- Try it
Please report how many lines in the following material hold the string "evaluation", giving only the number.

- Entries provided
========================================================================

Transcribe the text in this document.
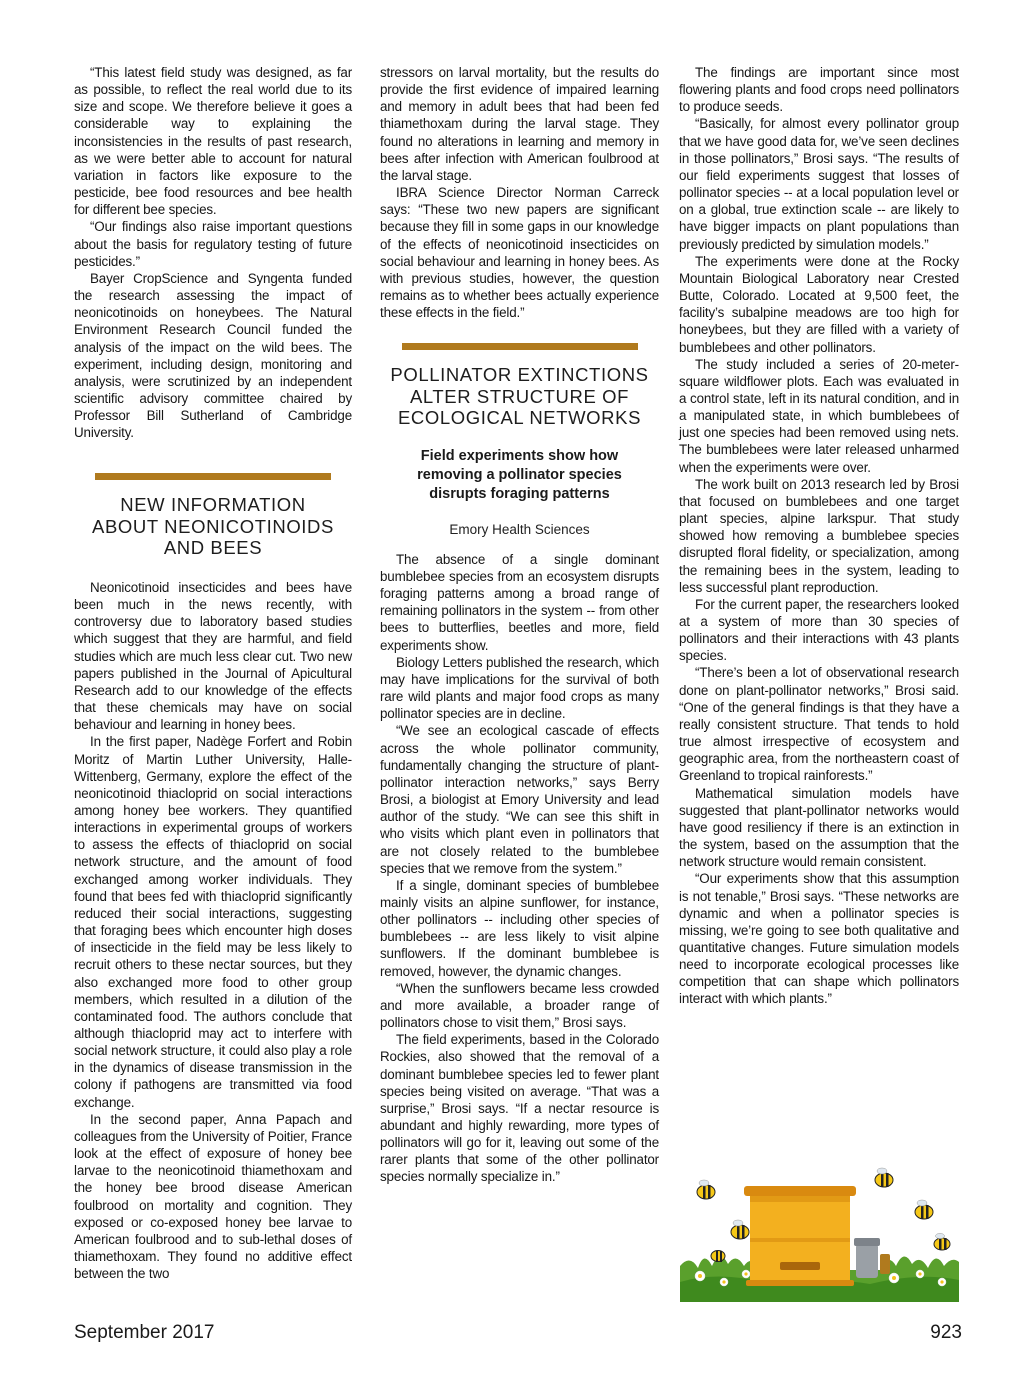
“This latest field study was designed, as far as possible, to reflect the real world due to its size and scope. We therefore believe it goes a considerable way to explaining the inconsistencies in the results of past research, as we were better able to account for natural variation in factors like exposure to the pesticide, bee food resources and bee health for different bee species.

“Our findings also raise important questions about the basis for regulatory testing of future pesticides.”

Bayer CropScience and Syngenta funded the research assessing the impact of neonicotinoids on honeybees. The Natural Environment Research Council funded the analysis of the impact on the wild bees. The experiment, including design, monitoring and analysis, were scrutinized by an independent scientific advisory committee chaired by Professor Bill Sutherland of Cambridge University.

NEW INFORMATION
ABOUT NEONICOTINOIDS
AND BEES

Neonicotinoid insecticides and bees have been much in the news recently, with controversy due to laboratory based studies which suggest that they are harmful, and field studies which are much less clear cut. Two new papers published in the Journal of Apicultural Research add to our knowledge of the effects that these chemicals may have on social behaviour and learning in honey bees.

In the first paper, Nadège Forfert and Robin Moritz of Martin Luther University, Halle-Wittenberg, Germany, explore the effect of the neonicotinoid thiacloprid on social interactions among honey bee workers. They quantified interactions in experimental groups of workers to assess the effects of thiacloprid on social network structure, and the amount of food exchanged among worker individuals. They found that bees fed with thiacloprid significantly reduced their social interactions, suggesting that foraging bees which encounter high doses of insecticide in the field may be less likely to recruit others to these nectar sources, but they also exchanged more food to other group members, which resulted in a dilution of the contaminated food. The authors conclude that although thiacloprid may act to interfere with social network structure, it could also play a role in the dynamics of disease transmission in the colony if pathogens are transmitted via food exchange.

In the second paper, Anna Papach and colleagues from the University of Poitier, France look at the effect of exposure of honey bee larvae to the neonicotinoid thiamethoxam and the honey bee brood disease American foulbrood on mortality and cognition. They exposed or co-exposed honey bee larvae to American foulbrood and to sub-lethal doses of thiamethoxam. They found no additive effect between the two

stressors on larval mortality, but the results do provide the first evidence of impaired learning and memory in adult bees that had been fed thiamethoxam during the larval stage. They found no alterations in learning and memory in bees after infection with American foulbrood at the larval stage.

IBRA Science Director Norman Carreck says: “These two new papers are significant because they fill in some gaps in our knowledge of the effects of neonicotinoid insecticides on social behaviour and learning in honey bees. As with previous studies, however, the question remains as to whether bees actually experience these effects in the field.”

POLLINATOR EXTINCTIONS
ALTER STRUCTURE OF
ECOLOGICAL NETWORKS

Field experiments show how
removing a pollinator species
disrupts foraging patterns

Emory Health Sciences

The absence of a single dominant bumblebee species from an ecosystem disrupts foraging patterns among a broad range of remaining pollinators in the system -- from other bees to butterflies, beetles and more, field experiments show.

Biology Letters published the research, which may have implications for the survival of both rare wild plants and major food crops as many pollinator species are in decline.

“We see an ecological cascade of effects across the whole pollinator community, fundamentally changing the structure of plant-pollinator interaction networks,” says Berry Brosi, a biologist at Emory University and lead author of the study. “We can see this shift in who visits which plant even in pollinators that are not closely related to the bumblebee species that we remove from the system.”

If a single, dominant species of bumblebee mainly visits an alpine sunflower, for instance, other pollinators -- including other species of bumblebees -- are less likely to visit alpine sunflowers. If the dominant bumblebee is removed, however, the dynamic changes.

“When the sunflowers became less crowded and more available, a broader range of pollinators chose to visit them,” Brosi says.

The field experiments, based in the Colorado Rockies, also showed that the removal of a dominant bumblebee species led to fewer plant species being visited on average. “That was a surprise,” Brosi says. “If a nectar resource is abundant and highly rewarding, more types of pollinators will go for it, leaving out some of the rarer plants that some of the other pollinator species normally specialize in.”

The findings are important since most flowering plants and food crops need pollinators to produce seeds.

“Basically, for almost every pollinator group that we have good data for, we’ve seen declines in those pollinators,” Brosi says. “The results of our field experiments suggest that losses of pollinator species -- at a local population level or on a global, true extinction scale -- are likely to have bigger impacts on plant populations than previously predicted by simulation models.”

The experiments were done at the Rocky Mountain Biological Laboratory near Crested Butte, Colorado. Located at 9,500 feet, the facility’s subalpine meadows are too high for honeybees, but they are filled with a variety of bumblebees and other pollinators.

The study included a series of 20-meter-square wildflower plots. Each was evaluated in a control state, left in its natural condition, and in a manipulated state, in which bumblebees of just one species had been removed using nets. The bumblebees were later released unharmed when the experiments were over.

The work built on 2013 research led by Brosi that focused on bumblebees and one target plant species, alpine larkspur. That study showed how removing a bumblebee species disrupted floral fidelity, or specialization, among the remaining bees in the system, leading to less successful plant reproduction.

For the current paper, the researchers looked at a system of more than 30 species of pollinators and their interactions with 43 plants species.

“There’s been a lot of observational research done on plant-pollinator networks,” Brosi said. “One of the general findings is that they have a really consistent structure. That tends to hold true almost irrespective of ecosystem and geographic area, from the northeastern coast of Greenland to tropical rainforests.”

Mathematical simulation models have suggested that plant-pollinator networks would have good resiliency if there is an extinction in the system, based on the assumption that the network structure would remain consistent.

“Our experiments show that this assumption is not tenable,” Brosi says. “These networks are dynamic and when a pollinator species is missing, we’re going to see both qualitative and quantitative changes. Future simulation models need to incorporate ecological processes like competition that can shape which pollinators interact with which plants.”

September 2017	923
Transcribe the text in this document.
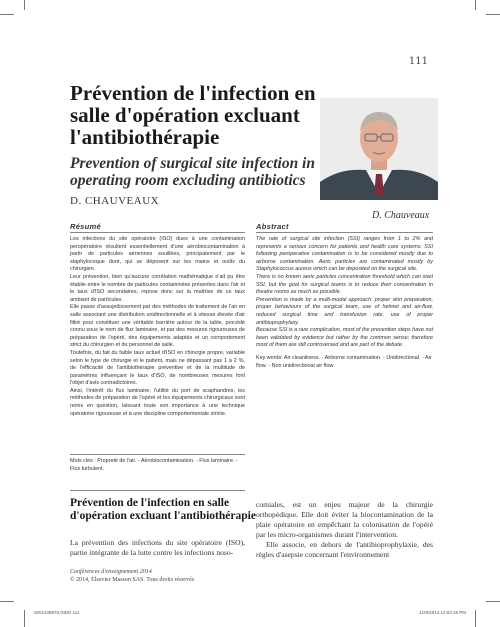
111
Prévention de l'infection en salle d'opération excluant l'antibiothérapie
Prevention of surgical site infection in operating room excluding antibiotics
D. CHAUVEAUX
D. Chauveaux
Résumé

Les infections du site opératoire (ISO) dues à une contamination peropératoire résultent essentiellement d'une aérobiocontamination à partir de particules aériennes souillées, principalement par le staphylocoque doré, qui se déposent sur les mains et outils du chirurgien.

Leur prévention, bien qu'aucune corrélation mathématique n'ait pu être établie entre le nombre de particules contaminées présentes dans l'air et le taux d'ISO secondaires, repose donc sur la maîtrise de ce taux ambiant de particules.

Elle passe d'assujettissement par des méthodes de traitement de l'air en salle associant une distribution unidirectionnelle et à vitesse élevée d'air filtré pour constituer une véritable barrière autour de la table, procédé connu sous le nom de flux laminaire, et par des mesures rigoureuses de préparation de l'opéré, des équipements adaptés et un comportement strict du chirurgien et du personnel de salle.

Toutefois, du fait du faible taux actuel d'ISO en chirurgie propre, variable selon le type de chirurgie et le patient, mais ne dépassant pas 1 à 2 %, de l'efficacité de l'antibiothérapie préventive et de la multitude de paramètres influençant le taux d'ISO, de nombreuses mesures font l'objet d'avis contradictoires.

Ainsi, l'intérêt du flux laminaire, l'utilité du port de scaphandres, les méthodes de préparation de l'opéré et les équipements chirurgicaux sont remis en question, laissant toute son importance à une technique opératoire rigoureuse et à une discipline comportementale stricte.

Mots clés : Propreté de l'air. - Aérobiocontamination. - Flux laminaire. - Flux turbulent.
Abstract

The rate of surgical site infection (SSI) ranges from 1 to 2% and represents a serious concern for patients and health care systems. SSI following peroperative contamination is to be considered mostly due to airborne contamination. Aeric particles are contaminated mostly by Staphylococcus aureus which can be deposited on the surgical site.

There is no known aeric particles concentration threshold which can start SSI, but the goal for surgical teams is to reduce their concentration in theatre rooms as much as possible.

Prevention is made by a multi-modal approach: proper skin preparation, proper behaviours of the surgical team, use of helmet and air-flow, reduced surgical time and transfusion rate, use of proper antibioprophylaxy.

Because SSI is a rare complication, most of the prevention steps have not been validated by evidence but rather by the common sense; therefore most of them are still controversed and are part of the debate.

Key words: Air cleanliness. - Airborne contamination. - Unidirectional. - Air flow. - Non unidirectional air flow.
Prévention de l'infection en salle d'opération excluant l'antibiothérapie
La prévention des infections du site opératoire (ISO), partie intégrante de la lutte contre les infections noso-
comiales, est un enjeu majeur de la chirurgie orthopédique. Elle doit éviter la biocontamination de la plaie opératoire en empêchant la colonisation de l'opéré par les micro-organismes durant l'intervention.
Elle associe, en dehors de l'antibioprophylaxie, des règles d'asepsie concernant l'environnement
Conférences d'enseignement 2014
© 2014, Elsevier Masson SAS. Tous droits réservés
0002108875.INDD 111	1/29/2014 12:03:15 PM
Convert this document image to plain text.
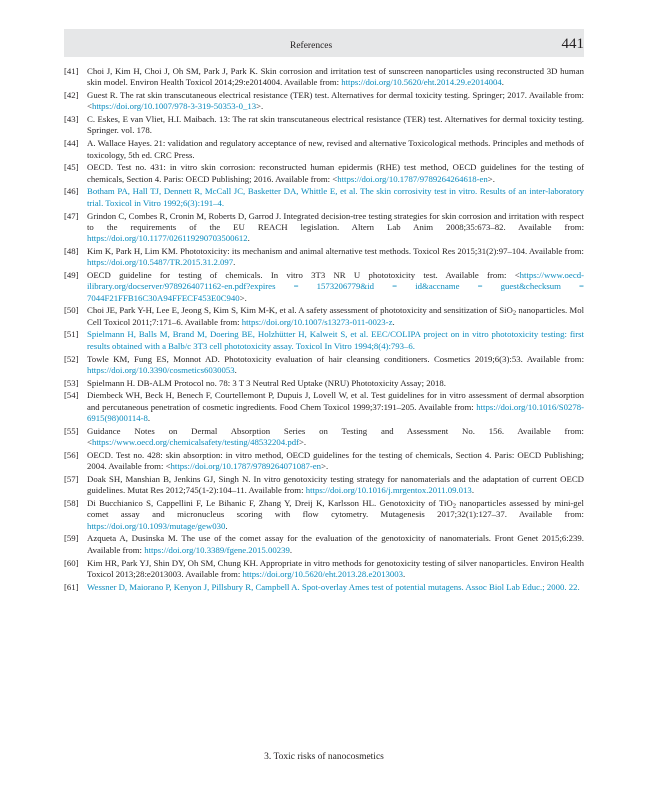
References	441
[41] Choi J, Kim H, Choi J, Oh SM, Park J, Park K. Skin corrosion and irritation test of sunscreen nanoparticles using reconstructed 3D human skin model. Environ Health Toxicol 2014;29:e2014004. Available from: https://doi.org/10.5620/eht.2014.29.e2014004.
[42] Guest R. The rat skin transcutaneous electrical resistance (TER) test. Alternatives for dermal toxicity testing. Springer; 2017. Available from: <https://doi.org/10.1007/978-3-319-50353-0_13>.
[43] C. Eskes, E van Vliet, H.I. Maibach. 13: The rat skin transcutaneous electrical resistance (TER) test. Alternatives for dermal toxicity testing. Springer. vol. 178.
[44] A. Wallace Hayes. 21: validation and regulatory acceptance of new, revised and alternative Toxicological methods. Principles and methods of toxicology, 5th ed. CRC Press.
[45] OECD. Test no. 431: in vitro skin corrosion: reconstructed human epidermis (RHE) test method, OECD guidelines for the testing of chemicals, Section 4. Paris: OECD Publishing; 2016. Available from: <https://doi.org/10.1787/9789264264618-en>.
[46] Botham PA, Hall TJ, Dennett R, McCall JC, Basketter DA, Whittle E, et al. The skin corrosivity test in vitro. Results of an inter-laboratory trial. Toxicol in Vitro 1992;6(3):191–4.
[47] Grindon C, Combes R, Cronin M, Roberts D, Garrod J. Integrated decision-tree testing strategies for skin corrosion and irritation with respect to the requirements of the EU REACH legislation. Altern Lab Anim 2008;35:673–82. Available from: https://doi.org/10.1177/026119290703500612.
[48] Kim K, Park H, Lim KM. Phototoxicity: its mechanism and animal alternative test methods. Toxicol Res 2015;31(2):97–104. Available from: https://doi.org/10.5487/TR.2015.31.2.097.
[49] OECD guideline for testing of chemicals. In vitro 3T3 NR U phototoxicity test. Available from: <https://www.oecd-ilibrary.org/docserver/9789264071162-en.pdf?expires = 1573206779&id = id&accname = guest&checksum = 7044F21FFB16C30A94FFECF453E0C940>.
[50] Choi JE, Park Y-H, Lee E, Jeong S, Kim S, Kim M-K, et al. A safety assessment of phototoxicity and sensitization of SiO$_2$ nanoparticles. Mol Cell Toxicol 2011;7:171–6. Available from: https://doi.org/10.1007/s13273-011-0023-z.
[51] Spielmann H, Balls M, Brand M, Doering BE, Holzhütter H, Kalweit S, et al. EEC/COLIPA project on in vitro phototoxicity testing: first results obtained with a Balb/c 3T3 cell phototoxicity assay. Toxicol In Vitro 1994;8(4):793–6.
[52] Towle KM, Fung ES, Monnot AD. Phototoxicity evaluation of hair cleansing conditioners. Cosmetics 2019;6(3):53. Available from: https://doi.org/10.3390/cosmetics6030053.
[53] Spielmann H. DB-ALM Protocol no. 78: 3 T 3 Neutral Red Uptake (NRU) Phototoxicity Assay; 2018.
[54] Diembeck WH, Beck H, Benech F, Courtellemont P, Dupuis J, Lovell W, et al. Test guidelines for in vitro assessment of dermal absorption and percutaneous penetration of cosmetic ingredients. Food Chem Toxicol 1999;37:191–205. Available from: https://doi.org/10.1016/S0278-6915(98)00114-8.
[55] Guidance Notes on Dermal Absorption Series on Testing and Assessment No. 156. Available from: <https://www.oecd.org/chemicalsafety/testing/48532204.pdf>.
[56] OECD. Test no. 428: skin absorption: in vitro method, OECD guidelines for the testing of chemicals, Section 4. Paris: OECD Publishing; 2004. Available from: <https://doi.org/10.1787/9789264071087-en>.
[57] Doak SH, Manshian B, Jenkins GJ, Singh N. In vitro genotoxicity testing strategy for nanomaterials and the adaptation of current OECD guidelines. Mutat Res 2012;745(1-2):104–11. Available from: https://doi.org/10.1016/j.mrgentox.2011.09.013.
[58] Di Bucchianico S, Cappellini F, Le Bihanic F, Zhang Y, Dreij K, Karlsson HL. Genotoxicity of TiO$_2$ nanoparticles assessed by mini-gel comet assay and micronucleus scoring with flow cytometry. Mutagenesis 2017;32(1):127–37. Available from: https://doi.org/10.1093/mutage/gew030.
[59] Azqueta A, Dusinska M. The use of the comet assay for the evaluation of the genotoxicity of nanomaterials. Front Genet 2015;6:239. Available from: https://doi.org/10.3389/fgene.2015.00239.
[60] Kim HR, Park YJ, Shin DY, Oh SM, Chung KH. Appropriate in vitro methods for genotoxicity testing of silver nanoparticles. Environ Health Toxicol 2013;28:e2013003. Available from: https://doi.org/10.5620/eht.2013.28.e2013003.
[61] Wessner D, Maiorano P, Kenyon J, Pillsbury R, Campbell A. Spot-overlay Ames test of potential mutagens. Assoc Biol Lab Educ.; 2000. 22.
3. Toxic risks of nanocosmetics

========================================================================

- Result of the task
2